→ INSTRUCTIONS TO FOLLOW
Every record should be copied exactly, except that pictures are to be omitted.

— begin DATA PROVIDED —

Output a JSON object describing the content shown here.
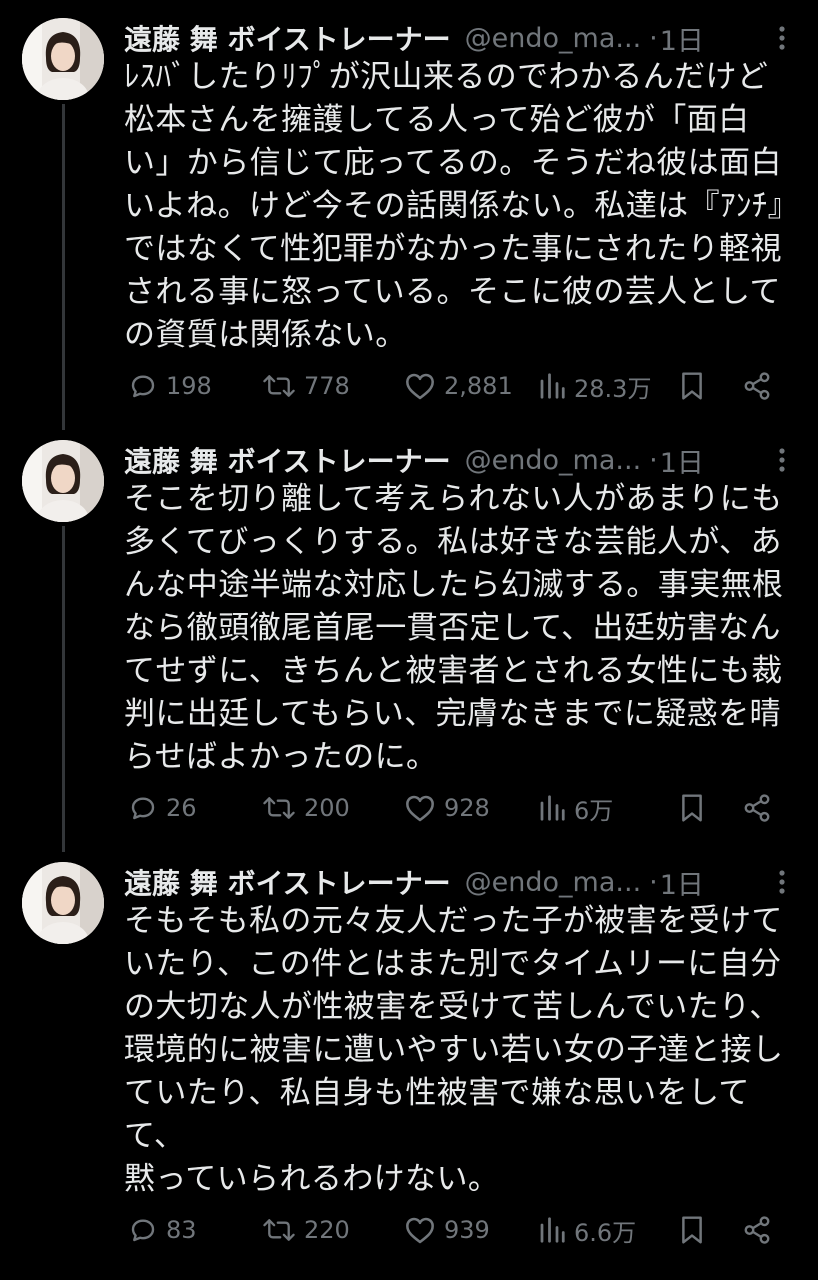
{
  "colors": {
    "background": "#000000",
    "text": "#e7e9ea",
    "muted": "#71767b",
    "thread_line": "#333639"
  },
  "tweets": [
    {
      "author": {
        "name": "遠藤 舞 ボイストレーナー",
        "handle": "@endo_ma...",
        "time": "1日",
        "separator": "·"
      },
      "text": "ﾚｽﾊﾞしたりﾘﾌﾟが沢山来るのでわかるんだけど松本さんを擁護してる人って殆ど彼が「面白い」から信じて庇ってるの。そうだね彼は面白いよね。けど今その話関係ない。私達は『ｱﾝﾁ』ではなくて性犯罪がなかった事にされたり軽視される事に怒っている。そこに彼の芸人としての資質は関係ない。",
      "stats": {
        "replies": "198",
        "reposts": "778",
        "likes": "2,881",
        "views": "28.3万"
      },
      "icons": [
        "reply-icon",
        "repost-icon",
        "like-icon",
        "views-icon",
        "bookmark-icon",
        "share-icon"
      ]
    },
    {
      "author": {
        "name": "遠藤 舞 ボイストレーナー",
        "handle": "@endo_ma...",
        "time": "1日",
        "separator": "·"
      },
      "text": "そこを切り離して考えられない人があまりにも多くてびっくりする。私は好きな芸能人が、あんな中途半端な対応したら幻滅する。事実無根なら徹頭徹尾首尾一貫否定して、出廷妨害なんてせずに、きちんと被害者とされる女性にも裁判に出廷してもらい、完膚なきまでに疑惑を晴らせばよかったのに。",
      "stats": {
        "replies": "26",
        "reposts": "200",
        "likes": "928",
        "views": "6万"
      },
      "icons": [
        "reply-icon",
        "repost-icon",
        "like-icon",
        "views-icon",
        "bookmark-icon",
        "share-icon"
      ]
    },
    {
      "author": {
        "name": "遠藤 舞 ボイストレーナー",
        "handle": "@endo_ma...",
        "time": "1日",
        "separator": "·"
      },
      "text": "そもそも私の元々友人だった子が被害を受けていたり、この件とはまた別でタイムリーに自分の大切な人が性被害を受けて苦しんでいたり、環境的に被害に遭いやすい若い女の子達と接していたり、私自身も性被害で嫌な思いをして\nて、\n黙っていられるわけない。",
      "stats": {
        "replies": "83",
        "reposts": "220",
        "likes": "939",
        "views": "6.6万"
      },
      "icons": [
        "reply-icon",
        "repost-icon",
        "like-icon",
        "views-icon",
        "bookmark-icon",
        "share-icon"
      ]
    }
  ]
}
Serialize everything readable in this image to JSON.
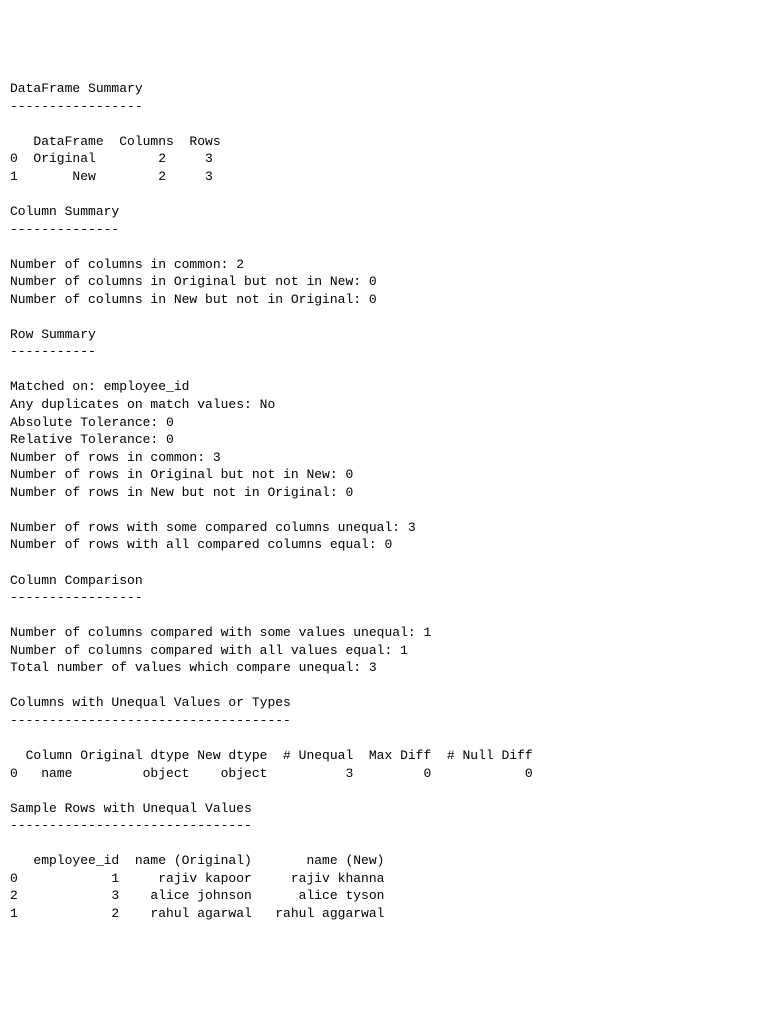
{
  "sections": {
    "dataframe_summary": {
      "title": "DataFrame Summary",
      "underline": "-----------------",
      "table": {
        "header": "   DataFrame  Columns  Rows",
        "rows": [
          "0  Original        2     3",
          "1       New        2     3"
        ]
      }
    },
    "column_summary": {
      "title": "Column Summary",
      "underline": "--------------",
      "lines": [
        "Number of columns in common: 2",
        "Number of columns in Original but not in New: 0",
        "Number of columns in New but not in Original: 0"
      ]
    },
    "row_summary": {
      "title": "Row Summary",
      "underline": "-----------",
      "block1": [
        "Matched on: employee_id",
        "Any duplicates on match values: No",
        "Absolute Tolerance: 0",
        "Relative Tolerance: 0",
        "Number of rows in common: 3",
        "Number of rows in Original but not in New: 0",
        "Number of rows in New but not in Original: 0"
      ],
      "block2": [
        "Number of rows with some compared columns unequal: 3",
        "Number of rows with all compared columns equal: 0"
      ]
    },
    "column_comparison": {
      "title": "Column Comparison",
      "underline": "-----------------",
      "lines": [
        "Number of columns compared with some values unequal: 1",
        "Number of columns compared with all values equal: 1",
        "Total number of values which compare unequal: 3"
      ]
    },
    "unequal_cols": {
      "title": "Columns with Unequal Values or Types",
      "underline": "------------------------------------",
      "table": {
        "header": "  Column Original dtype New dtype  # Unequal  Max Diff  # Null Diff",
        "rows": [
          "0   name         object    object          3         0            0"
        ]
      }
    },
    "sample_rows": {
      "title": "Sample Rows with Unequal Values",
      "underline": "-------------------------------",
      "table": {
        "header": "   employee_id  name (Original)       name (New)",
        "rows": [
          "0            1     rajiv kapoor     rajiv khanna",
          "2            3    alice johnson      alice tyson",
          "1            2    rahul agarwal   rahul aggarwal"
        ]
      }
    }
  }
}
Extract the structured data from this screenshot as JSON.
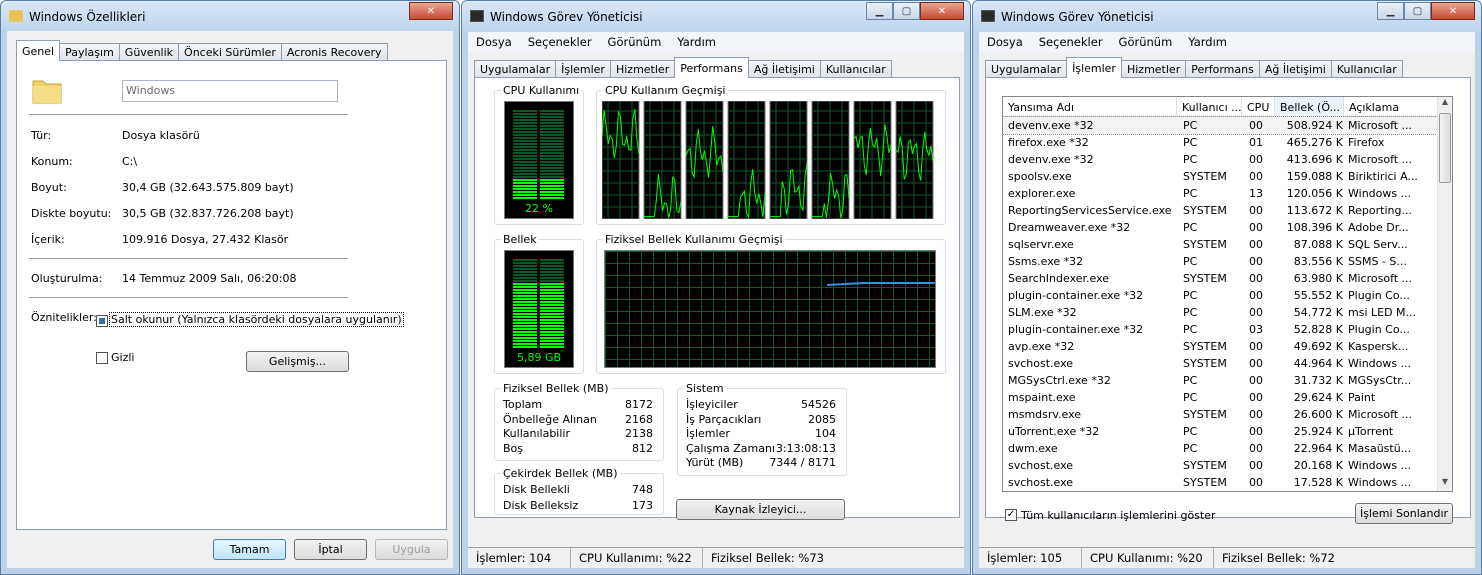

— end DATA PROVIDED —

→ CORRECT RESPONSE
Output a JSON object describing the content shown here.
{
  "colors": {
    "background": "#000000",
    "text": "#e7e9ea",
    "muted": "#71767b",
    "thread_line": "#333639"
  },
  "tweets": [
    {
      "author": {
        "name": "遠藤 舞 ボイストレーナー",
        "handle": "@endo_ma...",
        "time": "1日",
        "separator": "·"
      },
      "text": "ﾚｽﾊﾞしたりﾘﾌﾟが沢山来るのでわかるんだけど松本さんを擁護してる人って殆ど彼が「面白い」から信じて庇ってるの。そうだね彼は面白いよね。けど今その話関係ない。私達は『ｱﾝﾁ』ではなくて性犯罪がなかった事にされたり軽視される事に怒っている。そこに彼の芸人としての資質は関係ない。",
      "stats": {
        "replies": "198",
        "reposts": "778",
        "likes": "2,881",
        "views": "28.3万"
      },
      "icons": [
        "reply-icon",
        "repost-icon",
        "like-icon",
        "views-icon",
        "bookmark-icon",
        "share-icon"
      ]
    },
    {
      "author": {
        "name": "遠藤 舞 ボイストレーナー",
        "handle": "@endo_ma...",
        "time": "1日",
        "separator": "·"
      },
      "text": "そこを切り離して考えられない人があまりにも多くてびっくりする。私は好きな芸能人が、あんな中途半端な対応したら幻滅する。事実無根なら徹頭徹尾首尾一貫否定して、出廷妨害なんてせずに、きちんと被害者とされる女性にも裁判に出廷してもらい、完膚なきまでに疑惑を晴らせばよかったのに。",
      "stats": {
        "replies": "26",
        "reposts": "200",
        "likes": "928",
        "views": "6万"
      },
      "icons": [
        "reply-icon",
        "repost-icon",
        "like-icon",
        "views-icon",
        "bookmark-icon",
        "share-icon"
      ]
    },
    {
      "author": {
        "name": "遠藤 舞 ボイストレーナー",
        "handle": "@endo_ma...",
        "time": "1日",
        "separator": "·"
      },
      "text": "そもそも私の元々友人だった子が被害を受けていたり、この件とはまた別でタイムリーに自分の大切な人が性被害を受けて苦しんでいたり、環境的に被害に遭いやすい若い女の子達と接していたり、私自身も性被害で嫌な思いをして\nて、\n黙っていられるわけない。",
      "stats": {
        "replies": "83",
        "reposts": "220",
        "likes": "939",
        "views": "6.6万"
      },
      "icons": [
        "reply-icon",
        "repost-icon",
        "like-icon",
        "views-icon",
        "bookmark-icon",
        "share-icon"
      ]
    }
  ]
}
Serialize everything readable in this image to JSON.
{
  "sections": {
    "dataframe_summary": {
      "title": "DataFrame Summary",
      "underline": "-----------------",
      "table": {
        "header": "   DataFrame  Columns  Rows",
        "rows": [
          "0  Original        2     3",
          "1       New        2     3"
        ]
      }
    },
    "column_summary": {
      "title": "Column Summary",
      "underline": "--------------",
      "lines": [
        "Number of columns in common: 2",
        "Number of columns in Original but not in New: 0",
        "Number of columns in New but not in Original: 0"
      ]
    },
    "row_summary": {
      "title": "Row Summary",
      "underline": "-----------",
      "block1": [
        "Matched on: employee_id",
        "Any duplicates on match values: No",
        "Absolute Tolerance: 0",
        "Relative Tolerance: 0",
        "Number of rows in common: 3",
        "Number of rows in Original but not in New: 0",
        "Number of rows in New but not in Original: 0"
      ],
      "block2": [
        "Number of rows with some compared columns unequal: 3",
        "Number of rows with all compared columns equal: 0"
      ]
    },
    "column_comparison": {
      "title": "Column Comparison",
      "underline": "-----------------",
      "lines": [
        "Number of columns compared with some values unequal: 1",
        "Number of columns compared with all values equal: 1",
        "Total number of values which compare unequal: 3"
      ]
    },
    "unequal_cols": {
      "title": "Columns with Unequal Values or Types",
      "underline": "------------------------------------",
      "table": {
        "header": "  Column Original dtype New dtype  # Unequal  Max Diff  # Null Diff",
        "rows": [
          "0   name         object    object          3         0            0"
        ]
      }
    },
    "sample_rows": {
      "title": "Sample Rows with Unequal Values",
      "underline": "-------------------------------",
      "table": {
        "header": "   employee_id  name (Original)       name (New)",
        "rows": [
          "0            1     rajiv kapoor     rajiv khanna",
          "2            3    alice johnson      alice tyson",
          "1            2    rahul agarwal   rahul aggarwal"
        ]
      }
    }
  }
}
Extract the structured data from this screenshot as JSON.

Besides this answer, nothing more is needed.